Start of Passage given

And it looks like if this continues this standoff, the people who are in dire need of aid or food, of health, will still be very greatly affected by what happens.

Larry Madowo, CNN -- Nairobi.

(END VIDEOTAPE)

VAUSE: Well, there are growing calls for an end to the violence in Afghanistan as the U.S. troop withdrawal could wrap up in just a number of days.

We head to Kabul for the very latest.

[01:39:49]

(COMMERCIAL BREAK)

VAUSE: With the Taliban gaining ground in Afghanistan, the U.S. is calling for an end to the escalating fighting. That statement from the American embassy in Kabul comes with the U.S. now just days away from a total troop withdrawal.

CNN's Anna Coren is reporting now from Kabul.

(BEGIN VIDEOTAPE)

ANNA COREN, CNN CORRESPONDENT (voice over): America's longest war could be coming to a close within a matter of days as the remaining U.S. troops here in Afghanistan prepare to leave.

The deadline set by President Biden was September 11, however the withdrawal has been brought forward two months as more than 900 C-17 planeloads of equipment and troops have already returned home.

A thousand U.S. soldiers will remain in country -- 600 to protect the U.S. embassy while the remainder will secure the international airport in the interim until Turkish troops are in place to take over.

U.S. Commander General Austin Scott Miller overseeing the withdrawal has warned of an impending civil war in Afghanistan after U.S. troops leave saying quote, "This should be a concern for the world."

End of Passage given

◆ **Stated goal 1**
Transcribe the news transcript above, starting with the words "VAUSE: Well, there" and ending after "(COMMERCIAL BREAK)".

Start of Supplied data

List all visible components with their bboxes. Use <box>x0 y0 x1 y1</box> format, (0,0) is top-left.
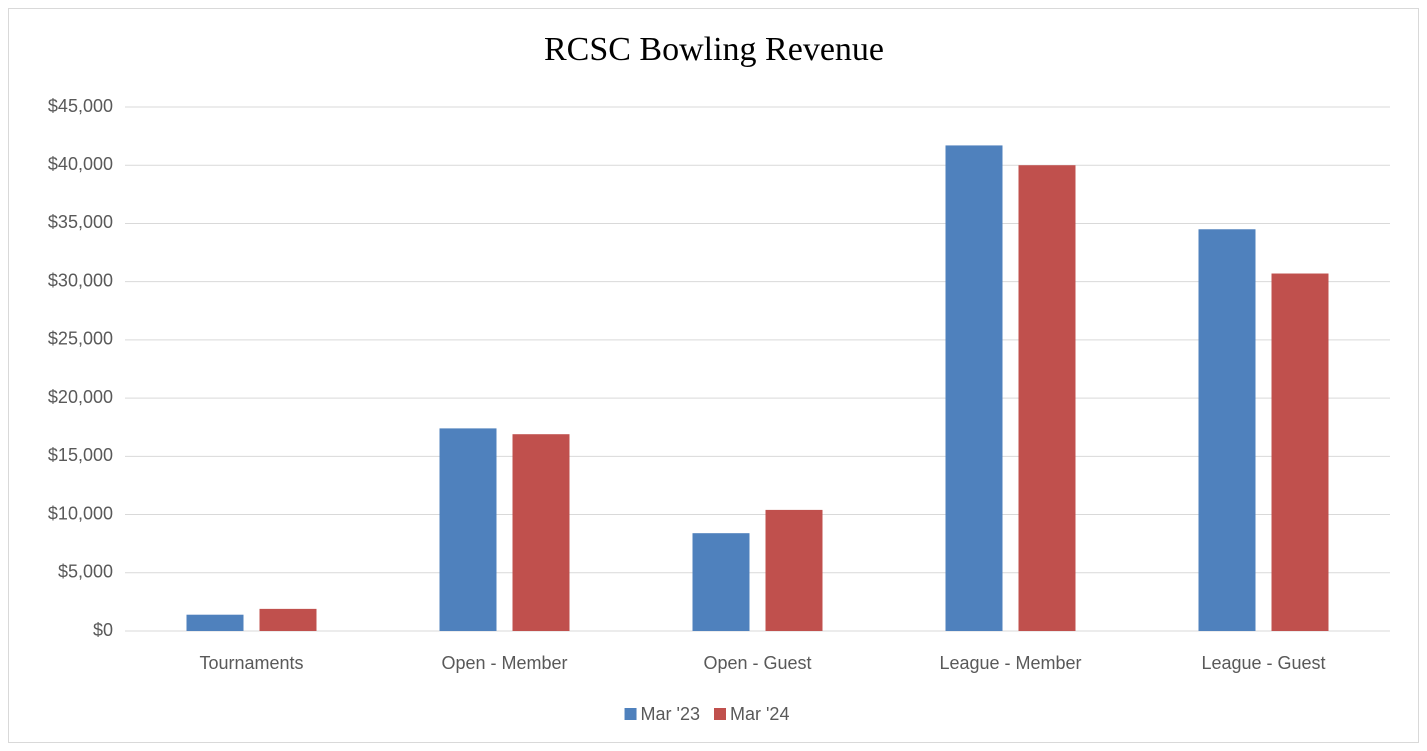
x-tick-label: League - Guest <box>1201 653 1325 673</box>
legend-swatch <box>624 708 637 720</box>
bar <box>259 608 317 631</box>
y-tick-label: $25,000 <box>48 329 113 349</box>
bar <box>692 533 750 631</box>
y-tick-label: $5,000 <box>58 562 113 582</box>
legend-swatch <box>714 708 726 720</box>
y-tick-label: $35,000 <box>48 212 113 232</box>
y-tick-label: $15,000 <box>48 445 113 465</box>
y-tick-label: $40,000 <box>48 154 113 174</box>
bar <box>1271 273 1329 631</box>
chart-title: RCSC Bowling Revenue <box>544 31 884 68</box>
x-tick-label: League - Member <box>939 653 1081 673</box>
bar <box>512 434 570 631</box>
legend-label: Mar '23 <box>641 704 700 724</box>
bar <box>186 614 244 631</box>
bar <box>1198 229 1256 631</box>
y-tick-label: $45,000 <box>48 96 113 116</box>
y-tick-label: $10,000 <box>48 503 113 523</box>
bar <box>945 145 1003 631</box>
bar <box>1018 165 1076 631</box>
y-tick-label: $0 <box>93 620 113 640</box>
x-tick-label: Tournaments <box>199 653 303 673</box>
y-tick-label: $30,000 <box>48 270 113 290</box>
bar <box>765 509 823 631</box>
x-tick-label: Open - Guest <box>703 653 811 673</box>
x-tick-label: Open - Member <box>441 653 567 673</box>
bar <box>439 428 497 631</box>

End of Supplied data

◆ **Stated goal 2**
In the entries above, repeat word for word the lines from the one containing "x-tick-label: League - Guest" through the one containing "bar <box>692 533 750 631</box>".

◆ **Worked solution 1**
VAUSE: Well, there are growing calls for an end to the violence in Afghanistan as the U.S. troop withdrawal could wrap up in just a number of days.

We head to Kabul for the very latest.

[01:39:49]

(COMMERCIAL BREAK)

◆ **Worked solution 2**
x-tick-label: League - Guest <box>1201 653 1325 673</box>
legend-swatch <box>624 708 637 720</box>
bar <box>259 608 317 631</box>
y-tick-label: $25,000 <box>48 329 113 349</box>
bar <box>692 533 750 631</box>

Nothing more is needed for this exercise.